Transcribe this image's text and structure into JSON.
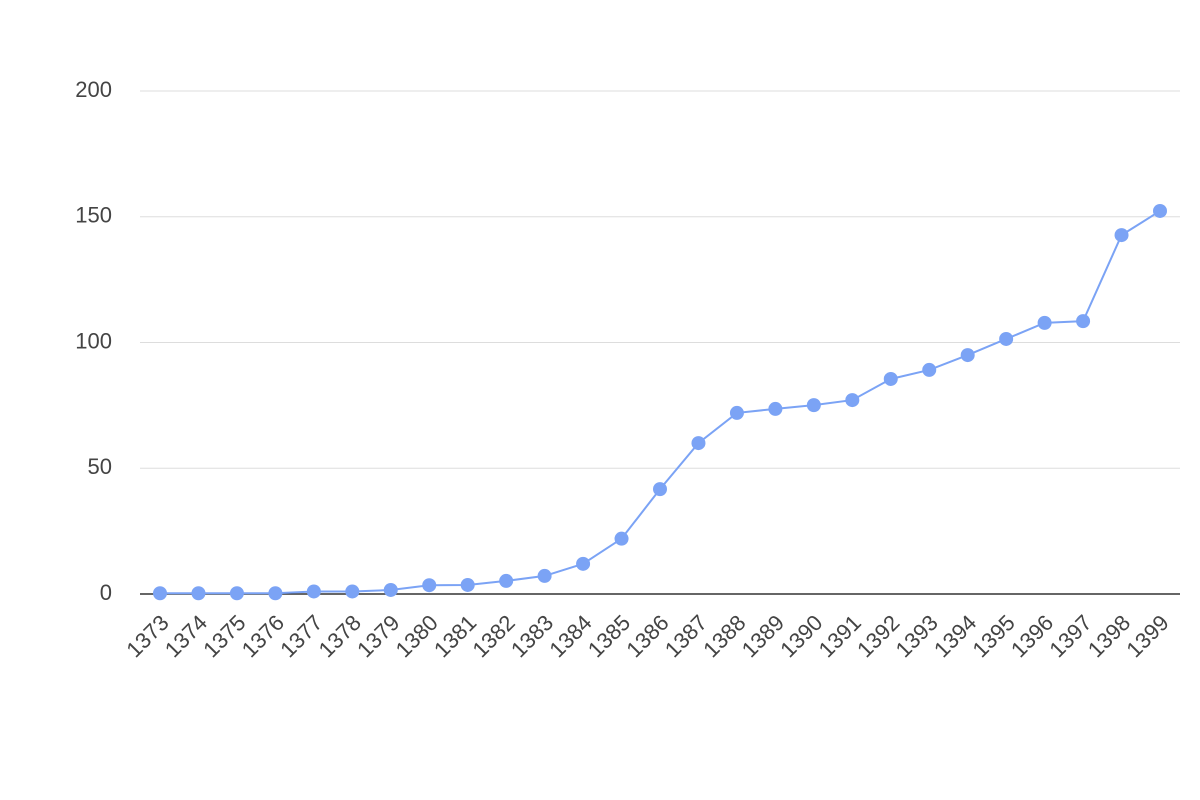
{
  "chart_data": {
    "type": "line",
    "categories": [
      "1373",
      "1374",
      "1375",
      "1376",
      "1377",
      "1378",
      "1379",
      "1380",
      "1381",
      "1382",
      "1383",
      "1384",
      "1385",
      "1386",
      "1387",
      "1388",
      "1389",
      "1390",
      "1391",
      "1392",
      "1393",
      "1394",
      "1395",
      "1396",
      "1397",
      "1398",
      "1399"
    ],
    "values": [
      0.3,
      0.3,
      0.3,
      0.3,
      1,
      1,
      1.6,
      3.5,
      3.6,
      5.2,
      7.2,
      12,
      22,
      41.7,
      60,
      72,
      73.6,
      75.1,
      77.1,
      85.5,
      89.1,
      95,
      101.4,
      107.8,
      108.5,
      142.7,
      152.3
    ],
    "color": "#7ba3f5",
    "ylim": [
      0,
      200
    ],
    "yticks": [
      0,
      50,
      100,
      150,
      200
    ],
    "grid": true
  }
}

SHORT EXERCISE
Copy the records exactly. Skip the pictures.

COMPLETE ANSWER
Transcribe this image's text and structure into JSON.
{
  "chart_data": {
    "type": "line",
    "categories": [
      "1373",
      "1374",
      "1375",
      "1376",
      "1377",
      "1378",
      "1379",
      "1380",
      "1381",
      "1382",
      "1383",
      "1384",
      "1385",
      "1386",
      "1387",
      "1388",
      "1389",
      "1390",
      "1391",
      "1392",
      "1393",
      "1394",
      "1395",
      "1396",
      "1397",
      "1398",
      "1399"
    ],
    "values": [
      0.3,
      0.3,
      0.3,
      0.3,
      1,
      1,
      1.6,
      3.5,
      3.6,
      5.2,
      7.2,
      12,
      22,
      41.7,
      60,
      72,
      73.6,
      75.1,
      77.1,
      85.5,
      89.1,
      95,
      101.4,
      107.8,
      108.5,
      142.7,
      152.3
    ],
    "color": "#7ba3f5",
    "ylim": [
      0,
      200
    ],
    "yticks": [
      0,
      50,
      100,
      150,
      200
    ],
    "grid": true
  }
}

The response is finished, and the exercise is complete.